But as it has turned out, the Iraqis were right on all these counts, while the US was wrong. The Iraqi claims may have been just lucky guesses but it seems more likely that their communications have not been disrupted to the extent that the US has claimed.

On the US side, there’s no reason to suppose that the claims were deliberate lies or military misinformation. The most plausible explanation is less sinister but in many ways more disturbing. Throughout the journey to war, the US Administration has displayed wishful thinking on a massive scale, leading to uncritical acceptance of anything that seemed to reinforce its self-belief. The easy credulity that was given to the forged documents supposedly showing Iraqi purchases of uranium from Niger and the clumsily doctored and plagiarised analysis of Iraqi intelligence put forward by Blair’s spin doctors are two of the most notable examples, but there are many more.

- [Records]:
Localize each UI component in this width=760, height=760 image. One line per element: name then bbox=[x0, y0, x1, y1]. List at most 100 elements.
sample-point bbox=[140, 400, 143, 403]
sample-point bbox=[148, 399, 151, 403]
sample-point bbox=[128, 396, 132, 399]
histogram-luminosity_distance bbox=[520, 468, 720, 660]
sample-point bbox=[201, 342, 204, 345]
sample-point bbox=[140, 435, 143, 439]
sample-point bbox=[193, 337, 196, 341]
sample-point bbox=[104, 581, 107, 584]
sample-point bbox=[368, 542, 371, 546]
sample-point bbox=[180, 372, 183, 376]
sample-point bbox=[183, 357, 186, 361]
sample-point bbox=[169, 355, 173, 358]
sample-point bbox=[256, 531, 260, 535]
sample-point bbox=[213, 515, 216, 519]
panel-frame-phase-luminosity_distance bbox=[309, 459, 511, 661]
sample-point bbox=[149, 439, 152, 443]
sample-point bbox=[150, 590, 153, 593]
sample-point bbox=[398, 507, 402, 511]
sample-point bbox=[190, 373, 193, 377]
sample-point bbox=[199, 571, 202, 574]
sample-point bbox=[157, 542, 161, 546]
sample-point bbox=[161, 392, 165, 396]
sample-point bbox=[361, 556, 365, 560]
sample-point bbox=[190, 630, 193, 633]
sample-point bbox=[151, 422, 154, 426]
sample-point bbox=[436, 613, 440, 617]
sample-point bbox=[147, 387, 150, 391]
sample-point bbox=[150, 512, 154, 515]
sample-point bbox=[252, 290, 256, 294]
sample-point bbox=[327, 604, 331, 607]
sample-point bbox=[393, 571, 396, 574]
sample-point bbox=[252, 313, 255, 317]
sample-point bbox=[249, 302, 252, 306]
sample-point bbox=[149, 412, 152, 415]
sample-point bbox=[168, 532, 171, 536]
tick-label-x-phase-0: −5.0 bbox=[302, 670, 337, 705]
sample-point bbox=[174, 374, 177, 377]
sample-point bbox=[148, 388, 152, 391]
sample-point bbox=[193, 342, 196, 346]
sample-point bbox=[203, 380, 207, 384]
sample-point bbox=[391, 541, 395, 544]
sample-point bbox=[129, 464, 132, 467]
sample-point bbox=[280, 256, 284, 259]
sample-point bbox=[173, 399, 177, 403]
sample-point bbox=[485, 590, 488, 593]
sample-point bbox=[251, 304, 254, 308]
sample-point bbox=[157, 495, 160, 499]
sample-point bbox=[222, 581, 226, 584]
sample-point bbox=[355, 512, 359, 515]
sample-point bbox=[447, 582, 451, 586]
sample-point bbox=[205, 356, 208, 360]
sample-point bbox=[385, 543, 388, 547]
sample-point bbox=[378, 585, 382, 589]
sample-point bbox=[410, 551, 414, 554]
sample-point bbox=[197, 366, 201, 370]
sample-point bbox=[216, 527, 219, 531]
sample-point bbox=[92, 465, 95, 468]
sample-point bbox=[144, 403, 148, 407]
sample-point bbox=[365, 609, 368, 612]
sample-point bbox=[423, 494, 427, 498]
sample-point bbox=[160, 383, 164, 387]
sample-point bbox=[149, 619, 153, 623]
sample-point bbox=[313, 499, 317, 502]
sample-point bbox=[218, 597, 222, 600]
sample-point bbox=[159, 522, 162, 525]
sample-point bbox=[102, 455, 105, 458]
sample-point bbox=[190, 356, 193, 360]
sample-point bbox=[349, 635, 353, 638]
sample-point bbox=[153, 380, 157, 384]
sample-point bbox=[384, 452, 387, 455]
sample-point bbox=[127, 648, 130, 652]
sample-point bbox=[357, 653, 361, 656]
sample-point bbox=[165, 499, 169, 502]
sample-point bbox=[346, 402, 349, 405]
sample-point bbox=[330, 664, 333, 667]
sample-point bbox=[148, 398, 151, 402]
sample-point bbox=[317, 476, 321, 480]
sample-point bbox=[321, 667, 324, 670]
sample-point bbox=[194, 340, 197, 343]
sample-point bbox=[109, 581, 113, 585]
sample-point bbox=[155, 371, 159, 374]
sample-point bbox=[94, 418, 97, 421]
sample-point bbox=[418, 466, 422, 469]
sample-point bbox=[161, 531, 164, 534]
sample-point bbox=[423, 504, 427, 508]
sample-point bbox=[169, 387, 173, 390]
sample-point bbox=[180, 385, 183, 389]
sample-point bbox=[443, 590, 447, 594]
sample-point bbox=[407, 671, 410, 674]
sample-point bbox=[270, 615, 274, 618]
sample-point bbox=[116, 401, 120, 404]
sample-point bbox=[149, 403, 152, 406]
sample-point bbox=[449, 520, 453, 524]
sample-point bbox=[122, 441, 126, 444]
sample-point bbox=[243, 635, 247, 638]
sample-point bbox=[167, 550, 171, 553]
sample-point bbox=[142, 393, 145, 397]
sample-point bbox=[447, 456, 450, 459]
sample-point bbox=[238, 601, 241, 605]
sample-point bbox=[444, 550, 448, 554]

- [Work instruction]:
In the text passage on the US road to war in Iraq, which two examples are named as the most notable cases of the Administration's easy credulity?

- [Answer to the problem]:
The forged documents supposedly showing Iraqi purchases of uranium from Niger, and the clumsily doctored analysis of Iraqi intelligence put forward by Blair's spin doctors.